Search the material below for the string "difference" and extract each line that has it.

▬▬▬▬▬▬

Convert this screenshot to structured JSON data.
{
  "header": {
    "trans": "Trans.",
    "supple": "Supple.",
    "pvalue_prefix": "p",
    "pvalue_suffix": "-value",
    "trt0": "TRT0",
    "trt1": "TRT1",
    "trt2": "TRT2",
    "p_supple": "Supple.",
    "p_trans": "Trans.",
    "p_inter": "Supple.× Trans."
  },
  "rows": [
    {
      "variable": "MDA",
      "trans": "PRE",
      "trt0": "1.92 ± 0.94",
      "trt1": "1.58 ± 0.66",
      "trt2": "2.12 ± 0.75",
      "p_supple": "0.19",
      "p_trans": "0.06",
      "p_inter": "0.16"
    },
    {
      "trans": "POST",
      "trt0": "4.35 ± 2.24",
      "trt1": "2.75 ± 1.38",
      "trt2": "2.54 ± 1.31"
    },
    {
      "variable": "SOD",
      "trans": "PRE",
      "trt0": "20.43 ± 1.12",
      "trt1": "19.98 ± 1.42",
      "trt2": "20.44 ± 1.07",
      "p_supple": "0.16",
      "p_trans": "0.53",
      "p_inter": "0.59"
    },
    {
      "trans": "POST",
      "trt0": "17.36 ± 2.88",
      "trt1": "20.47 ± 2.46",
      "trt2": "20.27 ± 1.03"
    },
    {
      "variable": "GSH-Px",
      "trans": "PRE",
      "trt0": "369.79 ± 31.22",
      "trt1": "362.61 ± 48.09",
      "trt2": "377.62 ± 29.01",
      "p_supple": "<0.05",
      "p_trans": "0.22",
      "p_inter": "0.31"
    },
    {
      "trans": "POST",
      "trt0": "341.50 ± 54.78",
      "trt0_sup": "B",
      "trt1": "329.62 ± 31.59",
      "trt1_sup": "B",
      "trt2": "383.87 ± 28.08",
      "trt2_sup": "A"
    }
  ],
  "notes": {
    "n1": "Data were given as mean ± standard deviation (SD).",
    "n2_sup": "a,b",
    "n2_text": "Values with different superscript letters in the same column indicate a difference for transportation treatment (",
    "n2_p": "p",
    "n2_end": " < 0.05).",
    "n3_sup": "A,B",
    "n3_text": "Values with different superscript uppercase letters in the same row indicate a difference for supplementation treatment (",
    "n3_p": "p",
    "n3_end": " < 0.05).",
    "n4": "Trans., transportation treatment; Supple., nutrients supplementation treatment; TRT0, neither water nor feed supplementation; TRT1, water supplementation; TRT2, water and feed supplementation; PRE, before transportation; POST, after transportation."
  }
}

▬▬▬▬▬▬

[Solution to this exercise]
    "n2_text": "Values with different superscript letters in the same column indicate a difference for transportation treatment (",
    "n3_text": "Values with different superscript uppercase letters in the same row indicate a difference for supplementation treatment (",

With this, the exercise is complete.